What to produce:
Every line below that contains "area" is to be copied.

[Data excerpts]
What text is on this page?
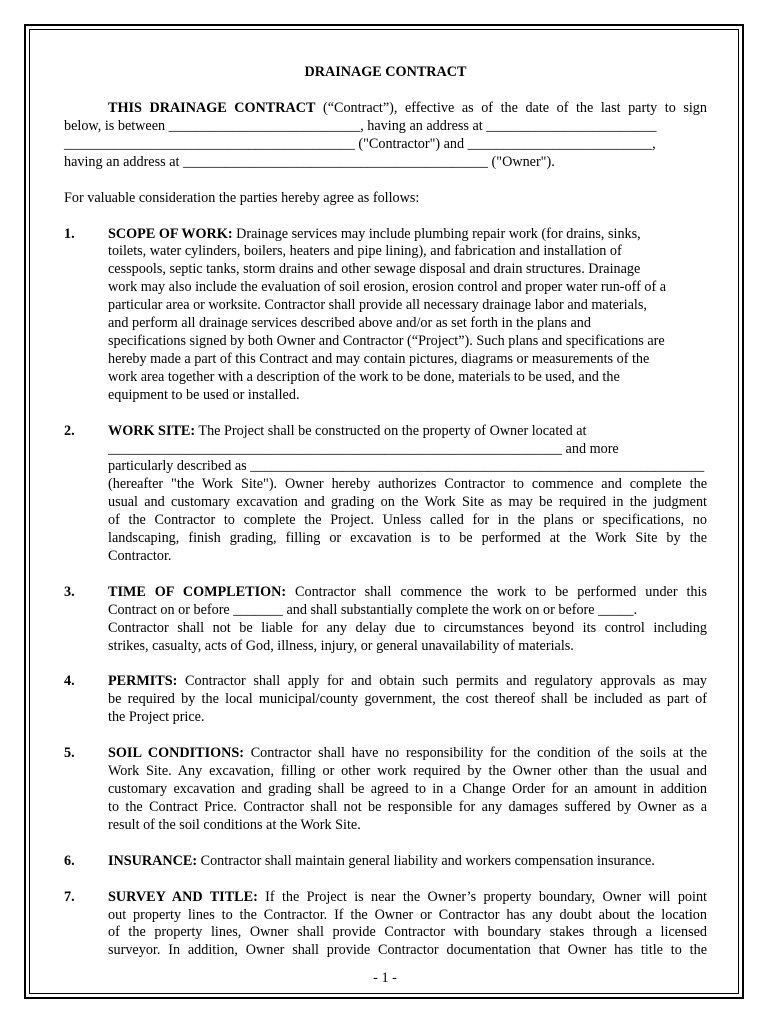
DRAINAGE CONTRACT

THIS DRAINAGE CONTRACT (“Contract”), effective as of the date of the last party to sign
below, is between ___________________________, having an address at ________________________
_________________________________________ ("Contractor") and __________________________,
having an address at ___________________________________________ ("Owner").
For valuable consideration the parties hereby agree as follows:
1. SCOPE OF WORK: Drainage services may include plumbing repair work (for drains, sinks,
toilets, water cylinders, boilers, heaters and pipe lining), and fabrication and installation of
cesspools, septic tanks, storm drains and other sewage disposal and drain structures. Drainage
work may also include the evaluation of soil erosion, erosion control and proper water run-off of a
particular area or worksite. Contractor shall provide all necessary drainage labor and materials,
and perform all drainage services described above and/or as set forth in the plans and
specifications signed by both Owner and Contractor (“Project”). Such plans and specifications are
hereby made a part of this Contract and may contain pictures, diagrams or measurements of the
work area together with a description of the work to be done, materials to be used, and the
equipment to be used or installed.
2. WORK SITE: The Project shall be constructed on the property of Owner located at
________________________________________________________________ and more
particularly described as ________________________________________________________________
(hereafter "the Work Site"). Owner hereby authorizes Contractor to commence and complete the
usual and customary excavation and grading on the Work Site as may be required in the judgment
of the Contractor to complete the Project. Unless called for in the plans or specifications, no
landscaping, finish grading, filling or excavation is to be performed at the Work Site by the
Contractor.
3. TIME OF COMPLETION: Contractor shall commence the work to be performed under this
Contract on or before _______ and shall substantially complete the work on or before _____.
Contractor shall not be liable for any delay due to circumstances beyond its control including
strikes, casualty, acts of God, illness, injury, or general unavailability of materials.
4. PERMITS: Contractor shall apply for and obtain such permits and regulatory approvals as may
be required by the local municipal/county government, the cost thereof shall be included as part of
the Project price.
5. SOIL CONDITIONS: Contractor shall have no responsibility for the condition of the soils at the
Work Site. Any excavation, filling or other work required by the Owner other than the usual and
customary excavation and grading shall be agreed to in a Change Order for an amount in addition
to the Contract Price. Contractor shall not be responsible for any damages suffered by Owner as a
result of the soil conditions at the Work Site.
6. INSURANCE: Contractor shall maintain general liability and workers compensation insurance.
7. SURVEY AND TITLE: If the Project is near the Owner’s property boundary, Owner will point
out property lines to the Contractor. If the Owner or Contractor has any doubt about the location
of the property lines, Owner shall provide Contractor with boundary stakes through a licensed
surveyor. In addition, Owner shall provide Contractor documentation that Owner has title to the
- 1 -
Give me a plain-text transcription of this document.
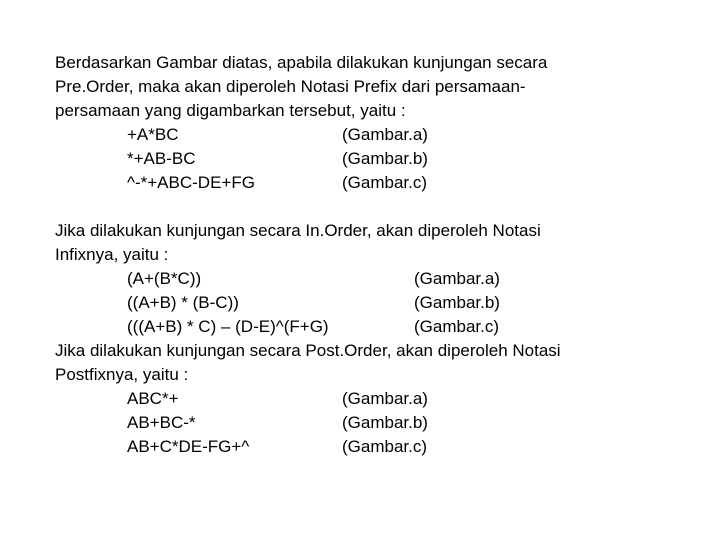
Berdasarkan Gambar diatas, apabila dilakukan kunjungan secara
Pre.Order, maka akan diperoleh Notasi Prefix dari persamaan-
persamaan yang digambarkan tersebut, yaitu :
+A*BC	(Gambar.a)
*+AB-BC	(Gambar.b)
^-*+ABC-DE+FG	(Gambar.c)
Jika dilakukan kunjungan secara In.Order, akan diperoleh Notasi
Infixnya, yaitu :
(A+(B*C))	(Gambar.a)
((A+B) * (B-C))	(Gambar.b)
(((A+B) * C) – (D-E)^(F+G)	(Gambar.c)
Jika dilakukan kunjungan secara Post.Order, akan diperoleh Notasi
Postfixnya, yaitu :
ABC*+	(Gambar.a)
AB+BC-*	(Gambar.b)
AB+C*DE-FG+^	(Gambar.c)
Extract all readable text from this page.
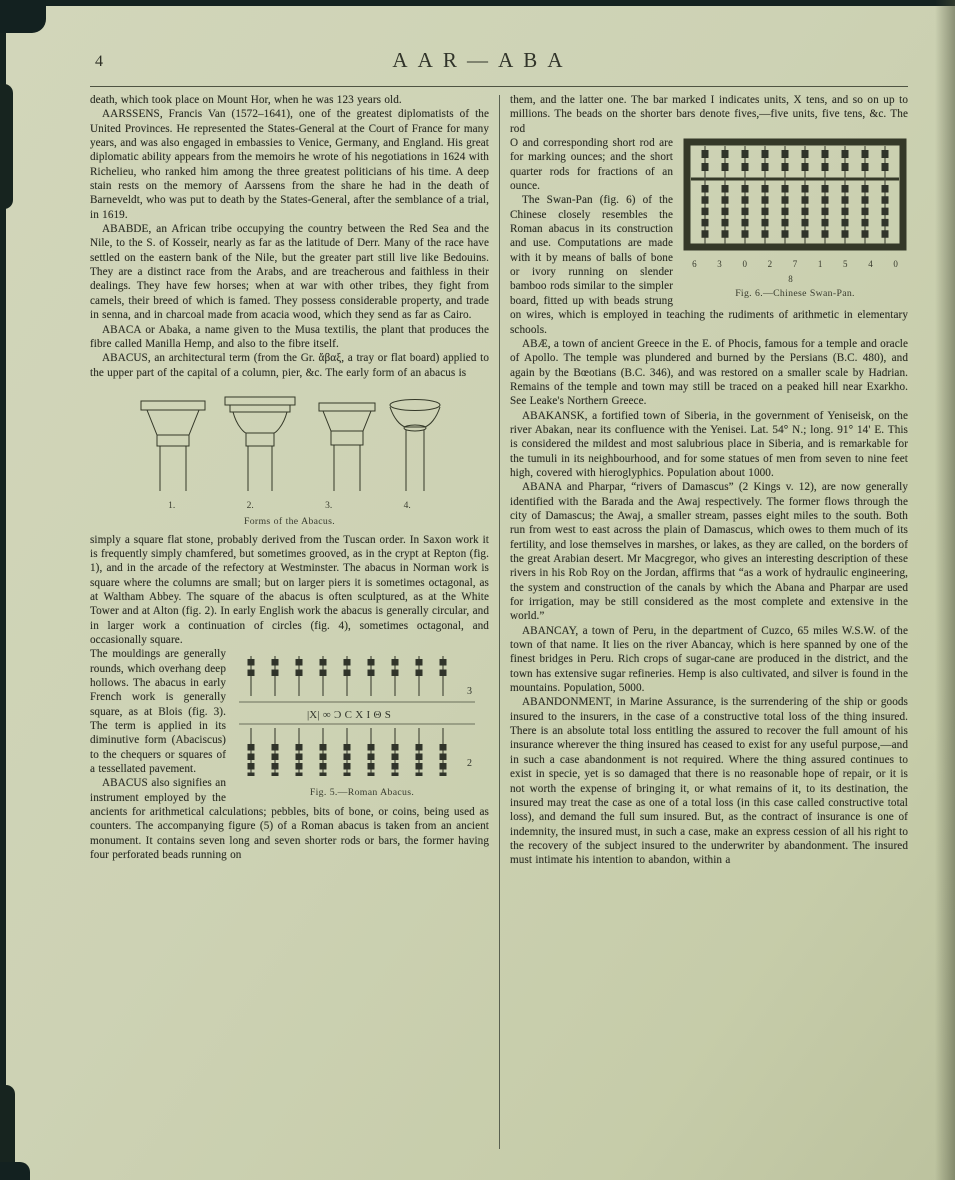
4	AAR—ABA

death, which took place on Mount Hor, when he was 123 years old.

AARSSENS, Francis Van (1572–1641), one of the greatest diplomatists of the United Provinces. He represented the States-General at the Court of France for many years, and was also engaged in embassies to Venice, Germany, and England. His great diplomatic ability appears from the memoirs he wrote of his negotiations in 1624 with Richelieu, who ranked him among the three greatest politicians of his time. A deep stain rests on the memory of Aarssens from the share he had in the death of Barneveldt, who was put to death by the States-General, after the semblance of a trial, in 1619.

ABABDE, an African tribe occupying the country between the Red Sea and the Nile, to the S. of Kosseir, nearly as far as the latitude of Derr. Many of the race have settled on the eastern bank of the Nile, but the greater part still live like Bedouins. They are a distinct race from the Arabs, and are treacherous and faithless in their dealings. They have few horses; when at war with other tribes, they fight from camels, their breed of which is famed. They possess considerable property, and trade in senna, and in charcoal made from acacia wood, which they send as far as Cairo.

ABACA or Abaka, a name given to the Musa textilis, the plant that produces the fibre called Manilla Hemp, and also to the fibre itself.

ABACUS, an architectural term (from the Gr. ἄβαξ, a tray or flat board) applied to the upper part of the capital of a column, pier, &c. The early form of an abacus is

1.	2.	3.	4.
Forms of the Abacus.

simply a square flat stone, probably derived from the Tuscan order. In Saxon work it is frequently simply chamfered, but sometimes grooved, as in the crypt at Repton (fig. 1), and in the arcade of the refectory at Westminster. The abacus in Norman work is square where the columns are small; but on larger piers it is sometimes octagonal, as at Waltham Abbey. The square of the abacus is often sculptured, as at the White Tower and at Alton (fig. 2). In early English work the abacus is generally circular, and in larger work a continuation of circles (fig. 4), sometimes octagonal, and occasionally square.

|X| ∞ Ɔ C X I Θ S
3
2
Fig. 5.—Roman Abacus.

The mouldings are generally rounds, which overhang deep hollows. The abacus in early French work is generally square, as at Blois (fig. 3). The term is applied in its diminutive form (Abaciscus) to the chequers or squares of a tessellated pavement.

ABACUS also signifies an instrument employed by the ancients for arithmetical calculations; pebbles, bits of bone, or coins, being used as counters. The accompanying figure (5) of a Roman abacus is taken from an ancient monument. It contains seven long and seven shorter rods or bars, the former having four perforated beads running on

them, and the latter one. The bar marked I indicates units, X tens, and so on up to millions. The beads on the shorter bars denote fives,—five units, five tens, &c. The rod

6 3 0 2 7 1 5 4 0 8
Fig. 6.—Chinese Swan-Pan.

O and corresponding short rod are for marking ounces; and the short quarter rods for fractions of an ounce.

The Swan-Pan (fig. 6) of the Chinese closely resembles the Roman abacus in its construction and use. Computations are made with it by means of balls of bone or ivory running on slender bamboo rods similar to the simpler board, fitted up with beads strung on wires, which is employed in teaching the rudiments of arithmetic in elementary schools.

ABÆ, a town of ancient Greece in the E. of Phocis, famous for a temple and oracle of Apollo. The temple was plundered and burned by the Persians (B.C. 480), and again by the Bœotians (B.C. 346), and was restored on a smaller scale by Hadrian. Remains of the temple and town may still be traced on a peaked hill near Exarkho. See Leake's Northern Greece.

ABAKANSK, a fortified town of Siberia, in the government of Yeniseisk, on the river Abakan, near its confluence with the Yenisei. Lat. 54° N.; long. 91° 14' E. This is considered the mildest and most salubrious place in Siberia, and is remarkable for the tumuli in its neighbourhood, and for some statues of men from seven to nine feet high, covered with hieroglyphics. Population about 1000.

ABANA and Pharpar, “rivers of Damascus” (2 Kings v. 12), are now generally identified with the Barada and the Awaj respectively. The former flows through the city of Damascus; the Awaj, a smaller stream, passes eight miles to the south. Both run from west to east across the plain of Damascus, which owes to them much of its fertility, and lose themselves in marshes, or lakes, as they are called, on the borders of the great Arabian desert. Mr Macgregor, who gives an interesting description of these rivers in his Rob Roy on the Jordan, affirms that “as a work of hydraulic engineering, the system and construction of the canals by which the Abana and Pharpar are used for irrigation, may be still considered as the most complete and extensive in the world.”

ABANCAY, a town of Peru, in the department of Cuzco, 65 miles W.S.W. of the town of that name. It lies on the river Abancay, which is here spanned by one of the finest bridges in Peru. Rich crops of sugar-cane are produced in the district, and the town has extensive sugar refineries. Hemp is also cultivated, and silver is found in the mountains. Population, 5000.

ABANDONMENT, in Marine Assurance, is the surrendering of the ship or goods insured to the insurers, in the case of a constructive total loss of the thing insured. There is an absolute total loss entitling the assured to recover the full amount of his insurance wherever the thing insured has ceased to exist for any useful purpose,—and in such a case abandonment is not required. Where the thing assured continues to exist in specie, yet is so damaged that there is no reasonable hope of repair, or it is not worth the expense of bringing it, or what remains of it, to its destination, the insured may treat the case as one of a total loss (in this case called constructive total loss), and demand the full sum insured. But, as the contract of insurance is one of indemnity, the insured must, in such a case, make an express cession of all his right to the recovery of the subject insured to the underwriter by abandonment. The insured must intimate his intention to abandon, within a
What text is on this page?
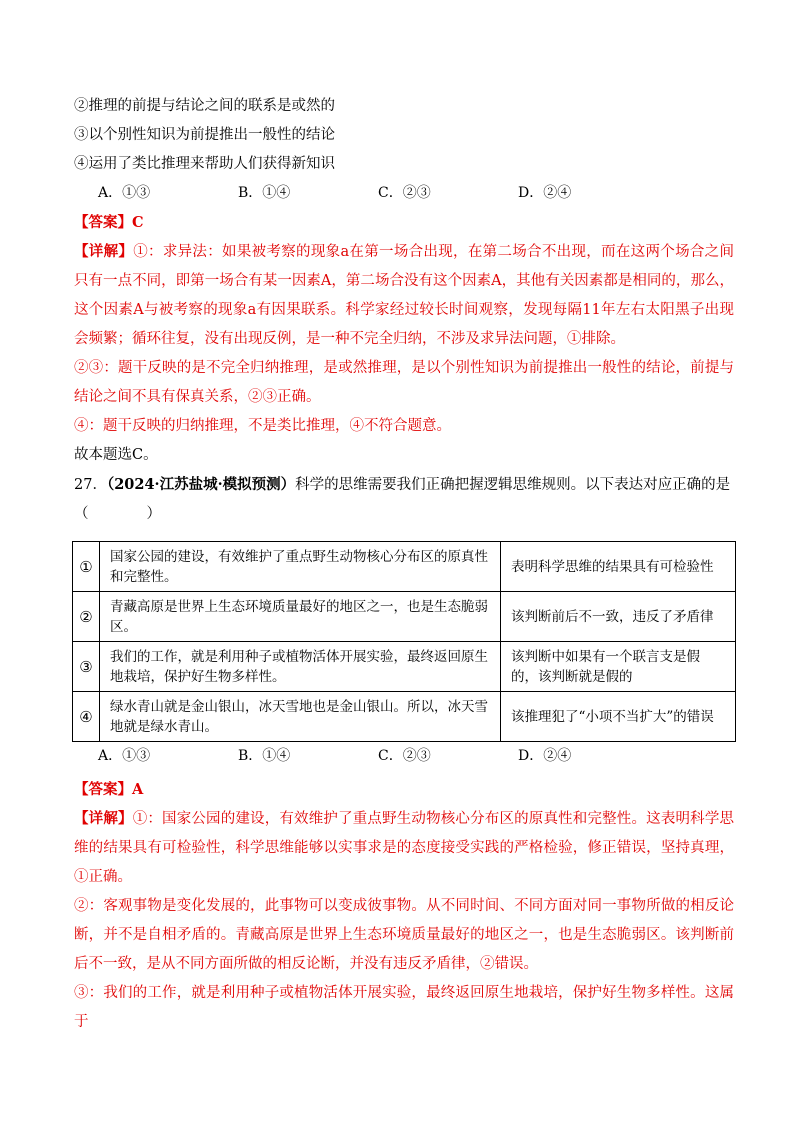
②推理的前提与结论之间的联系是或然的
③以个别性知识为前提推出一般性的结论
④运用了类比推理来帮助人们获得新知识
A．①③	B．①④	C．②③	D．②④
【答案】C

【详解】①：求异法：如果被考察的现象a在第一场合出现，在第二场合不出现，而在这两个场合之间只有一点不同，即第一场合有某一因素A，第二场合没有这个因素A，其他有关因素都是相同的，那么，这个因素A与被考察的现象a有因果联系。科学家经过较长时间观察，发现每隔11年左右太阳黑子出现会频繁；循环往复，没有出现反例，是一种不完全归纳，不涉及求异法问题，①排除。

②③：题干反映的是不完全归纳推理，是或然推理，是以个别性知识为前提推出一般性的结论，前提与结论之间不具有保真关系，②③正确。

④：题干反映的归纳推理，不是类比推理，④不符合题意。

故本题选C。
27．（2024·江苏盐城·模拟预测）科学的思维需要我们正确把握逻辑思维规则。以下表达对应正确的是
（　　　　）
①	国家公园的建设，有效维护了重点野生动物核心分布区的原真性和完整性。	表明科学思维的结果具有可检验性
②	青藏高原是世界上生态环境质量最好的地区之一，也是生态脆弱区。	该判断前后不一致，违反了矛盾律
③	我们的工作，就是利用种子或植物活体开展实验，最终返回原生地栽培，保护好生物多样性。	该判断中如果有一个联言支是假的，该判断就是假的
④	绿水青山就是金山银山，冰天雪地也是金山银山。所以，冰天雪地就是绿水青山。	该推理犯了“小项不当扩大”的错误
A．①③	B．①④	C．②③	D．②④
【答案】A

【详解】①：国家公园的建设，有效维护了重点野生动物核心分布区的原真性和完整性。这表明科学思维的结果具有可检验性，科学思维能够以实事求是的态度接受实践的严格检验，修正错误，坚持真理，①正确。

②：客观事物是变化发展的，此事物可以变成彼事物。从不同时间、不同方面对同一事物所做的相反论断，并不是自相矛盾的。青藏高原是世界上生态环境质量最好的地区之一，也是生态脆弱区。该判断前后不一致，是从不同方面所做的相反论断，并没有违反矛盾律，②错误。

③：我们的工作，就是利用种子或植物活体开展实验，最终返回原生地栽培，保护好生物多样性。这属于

Answer to the task:
particular area or worksite. Contractor shall provide all necessary drainage labor and materials,
work area together with a description of the work to be done, materials to be used, and the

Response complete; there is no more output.